Work required —
Leave out the pictures and reproduce all of the data exactly.

— Start of Input rows —

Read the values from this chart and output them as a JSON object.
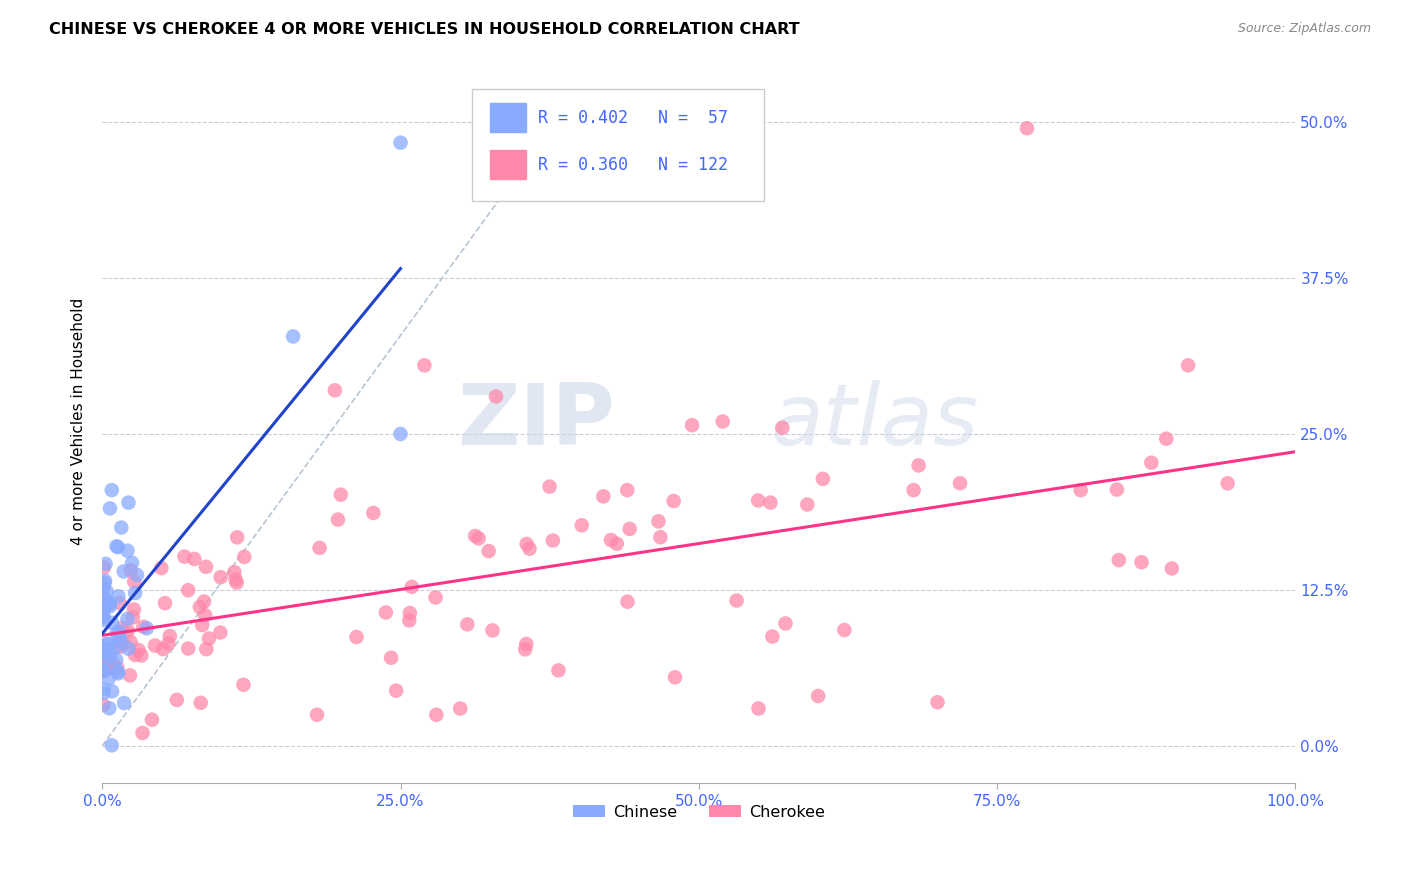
{
  "title": "CHINESE VS CHEROKEE 4 OR MORE VEHICLES IN HOUSEHOLD CORRELATION CHART",
  "source": "Source: ZipAtlas.com",
  "ylabel": "4 or more Vehicles in Household",
  "watermark_zip": "ZIP",
  "watermark_atlas": "atlas",
  "xlim": [
    0,
    1.0
  ],
  "ylim": [
    -0.03,
    0.55
  ],
  "xticks": [
    0.0,
    0.25,
    0.5,
    0.75,
    1.0
  ],
  "xticklabels": [
    "0.0%",
    "25.0%",
    "50.0%",
    "75.0%",
    "100.0%"
  ],
  "ytick_vals": [
    0.0,
    0.125,
    0.25,
    0.375,
    0.5
  ],
  "yticklabels": [
    "0.0%",
    "12.5%",
    "25.0%",
    "37.5%",
    "50.0%"
  ],
  "chinese_color": "#88aaff",
  "cherokee_color": "#ff88aa",
  "chinese_line_color": "#2244cc",
  "cherokee_line_color": "#ff3388",
  "tick_color": "#4466ff",
  "chinese_R": 0.402,
  "chinese_N": 57,
  "cherokee_R": 0.36,
  "cherokee_N": 122,
  "legend_color": "#4466ff",
  "grid_color": "#ccccdd",
  "ref_line_color": "#aabbcc",
  "title_fontsize": 11.5,
  "source_fontsize": 9,
  "tick_fontsize": 11,
  "ylabel_fontsize": 11
}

— End of Input rows —

Finished exercise —
Read the values from this chart and output them as a JSON object.
{
  "title": "CHINESE VS CHEROKEE 4 OR MORE VEHICLES IN HOUSEHOLD CORRELATION CHART",
  "source": "Source: ZipAtlas.com",
  "ylabel": "4 or more Vehicles in Household",
  "watermark_zip": "ZIP",
  "watermark_atlas": "atlas",
  "xlim": [
    0,
    1.0
  ],
  "ylim": [
    -0.03,
    0.55
  ],
  "xticks": [
    0.0,
    0.25,
    0.5,
    0.75,
    1.0
  ],
  "xticklabels": [
    "0.0%",
    "25.0%",
    "50.0%",
    "75.0%",
    "100.0%"
  ],
  "ytick_vals": [
    0.0,
    0.125,
    0.25,
    0.375,
    0.5
  ],
  "yticklabels": [
    "0.0%",
    "12.5%",
    "25.0%",
    "37.5%",
    "50.0%"
  ],
  "chinese_color": "#88aaff",
  "cherokee_color": "#ff88aa",
  "chinese_line_color": "#2244cc",
  "cherokee_line_color": "#ff3388",
  "tick_color": "#4466ff",
  "chinese_R": 0.402,
  "chinese_N": 57,
  "cherokee_R": 0.36,
  "cherokee_N": 122,
  "legend_color": "#4466ff",
  "grid_color": "#ccccdd",
  "ref_line_color": "#aabbcc",
  "title_fontsize": 11.5,
  "source_fontsize": 9,
  "tick_fontsize": 11,
  "ylabel_fontsize": 11
}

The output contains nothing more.